WORK TO COMPLETE> For every line in the records that has the word "Disease", make a copy.

** Start SUPPLIED MATERIAL **

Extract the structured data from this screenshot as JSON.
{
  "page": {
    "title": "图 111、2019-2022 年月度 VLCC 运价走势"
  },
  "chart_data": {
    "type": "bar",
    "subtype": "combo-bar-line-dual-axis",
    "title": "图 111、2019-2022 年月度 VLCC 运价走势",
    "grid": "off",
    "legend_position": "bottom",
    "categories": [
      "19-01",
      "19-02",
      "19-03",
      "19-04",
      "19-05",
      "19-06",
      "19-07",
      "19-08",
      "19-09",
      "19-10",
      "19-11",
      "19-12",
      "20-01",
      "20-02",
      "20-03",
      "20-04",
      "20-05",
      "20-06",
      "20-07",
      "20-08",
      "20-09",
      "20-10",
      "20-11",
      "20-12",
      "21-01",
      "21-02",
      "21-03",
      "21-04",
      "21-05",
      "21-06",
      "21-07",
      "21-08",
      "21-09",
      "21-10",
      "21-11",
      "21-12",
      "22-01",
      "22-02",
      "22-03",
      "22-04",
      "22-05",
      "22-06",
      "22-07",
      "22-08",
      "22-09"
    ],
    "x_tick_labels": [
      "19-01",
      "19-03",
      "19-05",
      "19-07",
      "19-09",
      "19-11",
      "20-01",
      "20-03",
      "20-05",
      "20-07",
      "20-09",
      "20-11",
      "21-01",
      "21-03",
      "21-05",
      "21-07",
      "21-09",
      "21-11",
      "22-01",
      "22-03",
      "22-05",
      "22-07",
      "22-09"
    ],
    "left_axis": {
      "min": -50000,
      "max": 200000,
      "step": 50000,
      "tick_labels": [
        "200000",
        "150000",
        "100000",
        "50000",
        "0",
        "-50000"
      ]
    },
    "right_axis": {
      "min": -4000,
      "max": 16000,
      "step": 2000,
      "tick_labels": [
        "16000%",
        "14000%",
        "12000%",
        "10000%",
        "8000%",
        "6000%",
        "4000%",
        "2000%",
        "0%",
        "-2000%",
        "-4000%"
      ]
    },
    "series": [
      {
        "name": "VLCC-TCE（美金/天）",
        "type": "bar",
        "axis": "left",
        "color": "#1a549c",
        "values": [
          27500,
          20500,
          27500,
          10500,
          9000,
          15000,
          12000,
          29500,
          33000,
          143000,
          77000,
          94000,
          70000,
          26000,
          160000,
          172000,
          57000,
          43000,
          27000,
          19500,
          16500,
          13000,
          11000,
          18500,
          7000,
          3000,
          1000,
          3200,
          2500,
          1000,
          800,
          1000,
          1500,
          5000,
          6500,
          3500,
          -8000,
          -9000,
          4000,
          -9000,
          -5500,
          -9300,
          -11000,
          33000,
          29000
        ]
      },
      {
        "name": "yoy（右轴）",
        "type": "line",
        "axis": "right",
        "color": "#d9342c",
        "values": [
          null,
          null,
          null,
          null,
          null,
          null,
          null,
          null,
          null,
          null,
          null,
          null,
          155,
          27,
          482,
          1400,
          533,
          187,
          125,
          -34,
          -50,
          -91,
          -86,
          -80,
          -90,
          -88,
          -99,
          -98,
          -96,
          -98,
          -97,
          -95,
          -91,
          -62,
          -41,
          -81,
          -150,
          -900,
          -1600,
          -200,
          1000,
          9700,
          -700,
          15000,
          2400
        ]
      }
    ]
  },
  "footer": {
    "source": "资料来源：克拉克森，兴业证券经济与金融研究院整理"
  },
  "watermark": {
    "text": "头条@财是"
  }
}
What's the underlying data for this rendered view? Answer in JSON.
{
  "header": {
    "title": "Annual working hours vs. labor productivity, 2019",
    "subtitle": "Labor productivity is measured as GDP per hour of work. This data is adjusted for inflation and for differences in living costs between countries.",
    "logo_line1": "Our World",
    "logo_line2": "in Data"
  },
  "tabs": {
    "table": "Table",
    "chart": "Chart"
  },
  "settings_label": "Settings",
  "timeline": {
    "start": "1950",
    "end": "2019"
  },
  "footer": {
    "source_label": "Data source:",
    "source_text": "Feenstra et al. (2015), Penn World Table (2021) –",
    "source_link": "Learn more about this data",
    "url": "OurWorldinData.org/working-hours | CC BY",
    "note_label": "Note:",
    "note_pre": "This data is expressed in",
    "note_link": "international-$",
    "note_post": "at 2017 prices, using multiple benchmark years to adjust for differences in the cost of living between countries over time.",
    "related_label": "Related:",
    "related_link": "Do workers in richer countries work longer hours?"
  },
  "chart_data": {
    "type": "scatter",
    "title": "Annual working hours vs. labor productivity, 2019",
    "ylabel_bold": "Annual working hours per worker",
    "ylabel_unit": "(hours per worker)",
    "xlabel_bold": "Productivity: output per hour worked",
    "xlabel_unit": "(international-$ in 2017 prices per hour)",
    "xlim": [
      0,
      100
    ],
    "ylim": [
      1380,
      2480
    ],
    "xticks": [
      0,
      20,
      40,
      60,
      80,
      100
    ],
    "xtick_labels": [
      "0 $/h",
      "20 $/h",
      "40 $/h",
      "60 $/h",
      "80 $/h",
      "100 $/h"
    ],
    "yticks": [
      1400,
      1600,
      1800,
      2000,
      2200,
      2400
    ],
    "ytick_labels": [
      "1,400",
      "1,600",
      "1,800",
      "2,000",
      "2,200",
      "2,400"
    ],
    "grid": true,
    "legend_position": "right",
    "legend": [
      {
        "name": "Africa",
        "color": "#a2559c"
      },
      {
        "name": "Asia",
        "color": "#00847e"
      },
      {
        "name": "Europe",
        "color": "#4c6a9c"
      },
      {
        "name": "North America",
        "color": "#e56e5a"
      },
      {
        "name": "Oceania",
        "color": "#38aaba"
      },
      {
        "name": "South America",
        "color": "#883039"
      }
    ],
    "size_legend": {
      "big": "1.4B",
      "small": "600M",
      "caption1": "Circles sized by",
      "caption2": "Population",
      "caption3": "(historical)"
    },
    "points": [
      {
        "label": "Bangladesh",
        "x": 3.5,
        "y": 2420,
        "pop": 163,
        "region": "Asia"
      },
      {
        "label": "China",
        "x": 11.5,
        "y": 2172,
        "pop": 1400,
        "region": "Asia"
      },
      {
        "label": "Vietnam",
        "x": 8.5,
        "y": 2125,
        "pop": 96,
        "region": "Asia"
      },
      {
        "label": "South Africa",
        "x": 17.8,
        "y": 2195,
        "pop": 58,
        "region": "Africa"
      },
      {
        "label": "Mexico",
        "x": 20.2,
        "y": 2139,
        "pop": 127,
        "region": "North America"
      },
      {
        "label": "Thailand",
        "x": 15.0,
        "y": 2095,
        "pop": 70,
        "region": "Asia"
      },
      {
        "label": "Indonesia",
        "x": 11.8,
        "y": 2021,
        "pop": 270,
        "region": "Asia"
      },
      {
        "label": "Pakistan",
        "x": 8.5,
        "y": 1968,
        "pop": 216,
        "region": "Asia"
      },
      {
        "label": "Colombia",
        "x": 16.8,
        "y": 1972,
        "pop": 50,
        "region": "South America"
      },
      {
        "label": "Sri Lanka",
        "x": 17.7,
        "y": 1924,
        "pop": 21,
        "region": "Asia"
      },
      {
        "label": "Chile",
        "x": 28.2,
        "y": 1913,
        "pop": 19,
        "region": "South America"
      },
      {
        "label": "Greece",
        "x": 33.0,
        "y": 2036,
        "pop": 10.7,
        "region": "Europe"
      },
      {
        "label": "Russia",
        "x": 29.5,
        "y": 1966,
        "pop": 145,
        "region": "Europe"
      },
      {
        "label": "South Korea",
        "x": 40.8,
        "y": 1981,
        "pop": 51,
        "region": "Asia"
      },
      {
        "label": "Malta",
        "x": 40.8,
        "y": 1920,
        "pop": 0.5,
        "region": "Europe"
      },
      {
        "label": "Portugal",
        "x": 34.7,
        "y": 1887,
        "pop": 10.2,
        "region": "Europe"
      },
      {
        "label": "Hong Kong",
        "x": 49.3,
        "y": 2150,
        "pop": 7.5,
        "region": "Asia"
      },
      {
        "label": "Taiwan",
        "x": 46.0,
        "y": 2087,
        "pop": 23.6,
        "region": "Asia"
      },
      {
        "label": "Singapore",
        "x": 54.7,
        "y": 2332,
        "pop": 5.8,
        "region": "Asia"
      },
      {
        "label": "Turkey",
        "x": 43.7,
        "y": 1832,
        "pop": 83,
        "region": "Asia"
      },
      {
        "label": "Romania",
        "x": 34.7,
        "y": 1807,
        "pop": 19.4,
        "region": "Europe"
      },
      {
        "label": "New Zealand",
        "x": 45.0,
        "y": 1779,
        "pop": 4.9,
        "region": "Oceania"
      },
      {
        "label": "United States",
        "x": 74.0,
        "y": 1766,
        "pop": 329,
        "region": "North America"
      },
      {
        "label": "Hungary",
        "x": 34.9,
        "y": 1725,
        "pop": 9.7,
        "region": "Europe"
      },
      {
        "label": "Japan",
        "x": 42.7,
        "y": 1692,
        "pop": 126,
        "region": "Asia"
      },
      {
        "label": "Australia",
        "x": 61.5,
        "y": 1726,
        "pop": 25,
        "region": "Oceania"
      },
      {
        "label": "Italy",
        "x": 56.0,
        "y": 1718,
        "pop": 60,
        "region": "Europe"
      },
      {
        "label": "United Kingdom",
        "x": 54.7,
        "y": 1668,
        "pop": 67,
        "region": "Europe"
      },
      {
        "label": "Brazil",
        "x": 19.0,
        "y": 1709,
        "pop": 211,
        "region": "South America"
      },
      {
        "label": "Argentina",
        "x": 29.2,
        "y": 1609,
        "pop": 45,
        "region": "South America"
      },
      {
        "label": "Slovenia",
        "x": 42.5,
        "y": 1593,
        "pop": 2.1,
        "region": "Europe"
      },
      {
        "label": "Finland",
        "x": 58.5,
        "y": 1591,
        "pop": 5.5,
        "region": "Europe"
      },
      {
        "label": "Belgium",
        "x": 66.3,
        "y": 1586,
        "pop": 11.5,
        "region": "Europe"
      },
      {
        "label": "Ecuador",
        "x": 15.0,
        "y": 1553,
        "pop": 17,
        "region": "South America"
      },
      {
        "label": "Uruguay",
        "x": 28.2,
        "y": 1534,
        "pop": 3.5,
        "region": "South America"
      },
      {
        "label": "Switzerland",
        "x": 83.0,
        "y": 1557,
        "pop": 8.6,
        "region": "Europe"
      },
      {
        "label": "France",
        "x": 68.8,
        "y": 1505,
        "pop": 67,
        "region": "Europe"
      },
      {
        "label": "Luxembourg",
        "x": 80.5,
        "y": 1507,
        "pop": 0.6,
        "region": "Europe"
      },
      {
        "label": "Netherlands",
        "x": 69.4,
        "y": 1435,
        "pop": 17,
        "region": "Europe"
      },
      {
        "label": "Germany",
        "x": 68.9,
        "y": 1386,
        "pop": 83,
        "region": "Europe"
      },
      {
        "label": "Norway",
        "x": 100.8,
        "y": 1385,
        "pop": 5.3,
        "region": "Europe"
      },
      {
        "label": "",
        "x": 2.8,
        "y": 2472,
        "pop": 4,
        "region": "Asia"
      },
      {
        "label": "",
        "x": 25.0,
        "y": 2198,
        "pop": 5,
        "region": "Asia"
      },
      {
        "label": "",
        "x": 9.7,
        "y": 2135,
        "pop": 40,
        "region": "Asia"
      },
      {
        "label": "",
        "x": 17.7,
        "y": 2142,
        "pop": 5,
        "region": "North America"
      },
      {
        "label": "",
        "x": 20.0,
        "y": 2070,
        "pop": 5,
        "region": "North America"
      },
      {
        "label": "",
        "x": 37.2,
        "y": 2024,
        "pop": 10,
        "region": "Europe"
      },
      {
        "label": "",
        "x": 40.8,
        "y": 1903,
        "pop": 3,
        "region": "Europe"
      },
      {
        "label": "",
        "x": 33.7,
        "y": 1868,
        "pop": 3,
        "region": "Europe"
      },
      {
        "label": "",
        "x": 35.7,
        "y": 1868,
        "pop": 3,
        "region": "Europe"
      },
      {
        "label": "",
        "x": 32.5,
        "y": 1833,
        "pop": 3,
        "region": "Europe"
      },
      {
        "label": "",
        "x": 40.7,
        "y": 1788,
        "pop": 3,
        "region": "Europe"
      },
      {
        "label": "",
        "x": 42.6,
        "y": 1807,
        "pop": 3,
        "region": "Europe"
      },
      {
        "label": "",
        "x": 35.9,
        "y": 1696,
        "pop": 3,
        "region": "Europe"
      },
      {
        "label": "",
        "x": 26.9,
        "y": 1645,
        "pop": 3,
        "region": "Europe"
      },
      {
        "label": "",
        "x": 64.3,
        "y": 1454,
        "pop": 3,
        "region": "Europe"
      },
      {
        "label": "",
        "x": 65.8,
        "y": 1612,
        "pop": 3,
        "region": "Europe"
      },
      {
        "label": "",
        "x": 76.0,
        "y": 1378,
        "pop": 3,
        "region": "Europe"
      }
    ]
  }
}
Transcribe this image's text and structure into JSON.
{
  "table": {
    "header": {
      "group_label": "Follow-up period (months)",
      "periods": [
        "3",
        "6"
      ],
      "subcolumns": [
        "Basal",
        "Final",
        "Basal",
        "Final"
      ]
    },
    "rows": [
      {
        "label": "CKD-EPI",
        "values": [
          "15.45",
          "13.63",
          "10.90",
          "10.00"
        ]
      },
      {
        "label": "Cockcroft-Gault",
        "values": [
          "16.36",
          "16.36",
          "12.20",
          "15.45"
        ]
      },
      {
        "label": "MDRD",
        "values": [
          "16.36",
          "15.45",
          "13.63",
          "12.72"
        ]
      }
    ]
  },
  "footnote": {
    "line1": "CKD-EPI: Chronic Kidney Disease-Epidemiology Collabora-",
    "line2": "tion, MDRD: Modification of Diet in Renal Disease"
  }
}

** End SUPPLIED MATERIAL **

RIGHT ANSWER>
    "line1": "CKD-EPI: Chronic Kidney Disease-Epidemiology Collabora-",
    "line2": "tion, MDRD: Modification of Diet in Renal Disease"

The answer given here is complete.